··· Entries supplied

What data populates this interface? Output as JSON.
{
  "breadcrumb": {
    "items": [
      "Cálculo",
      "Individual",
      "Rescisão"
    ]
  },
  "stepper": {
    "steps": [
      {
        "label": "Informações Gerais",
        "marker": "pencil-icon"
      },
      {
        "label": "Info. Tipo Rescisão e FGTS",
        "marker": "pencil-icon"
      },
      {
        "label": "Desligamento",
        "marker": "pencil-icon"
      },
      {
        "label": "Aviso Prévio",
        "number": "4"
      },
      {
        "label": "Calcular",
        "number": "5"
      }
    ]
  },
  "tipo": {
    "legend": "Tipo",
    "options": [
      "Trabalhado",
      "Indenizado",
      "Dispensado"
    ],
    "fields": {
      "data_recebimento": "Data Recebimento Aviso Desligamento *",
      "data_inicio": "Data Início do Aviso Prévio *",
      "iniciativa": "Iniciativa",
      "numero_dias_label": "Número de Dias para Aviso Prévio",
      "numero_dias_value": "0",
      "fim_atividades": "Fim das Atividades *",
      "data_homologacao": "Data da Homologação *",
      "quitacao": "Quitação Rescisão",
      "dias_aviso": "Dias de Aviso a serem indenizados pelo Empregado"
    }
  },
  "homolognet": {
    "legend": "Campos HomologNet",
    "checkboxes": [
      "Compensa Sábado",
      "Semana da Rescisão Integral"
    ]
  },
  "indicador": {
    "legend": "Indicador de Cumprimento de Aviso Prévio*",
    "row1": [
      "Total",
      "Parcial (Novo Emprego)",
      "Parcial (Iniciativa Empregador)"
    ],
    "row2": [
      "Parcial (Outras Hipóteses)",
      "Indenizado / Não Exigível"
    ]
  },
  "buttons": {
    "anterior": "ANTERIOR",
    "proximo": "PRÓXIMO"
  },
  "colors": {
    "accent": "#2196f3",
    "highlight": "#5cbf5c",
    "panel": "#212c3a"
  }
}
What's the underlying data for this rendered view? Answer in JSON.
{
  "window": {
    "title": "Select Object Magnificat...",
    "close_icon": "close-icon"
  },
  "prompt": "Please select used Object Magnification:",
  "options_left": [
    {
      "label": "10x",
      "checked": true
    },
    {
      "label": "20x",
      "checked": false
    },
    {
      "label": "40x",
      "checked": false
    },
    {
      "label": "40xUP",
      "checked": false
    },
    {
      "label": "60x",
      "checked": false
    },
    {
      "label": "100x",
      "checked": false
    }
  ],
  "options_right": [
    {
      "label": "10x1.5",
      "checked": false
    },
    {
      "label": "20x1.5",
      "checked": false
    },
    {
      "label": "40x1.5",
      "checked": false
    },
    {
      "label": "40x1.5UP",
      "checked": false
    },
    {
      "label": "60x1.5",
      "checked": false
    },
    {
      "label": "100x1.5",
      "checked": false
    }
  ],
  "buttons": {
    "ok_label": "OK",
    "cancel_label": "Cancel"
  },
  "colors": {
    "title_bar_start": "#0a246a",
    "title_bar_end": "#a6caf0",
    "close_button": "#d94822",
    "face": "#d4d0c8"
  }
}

······

**Set task**
Reply with the number of lines in the data that include the string "What" and nothing else.

**Full solution**
2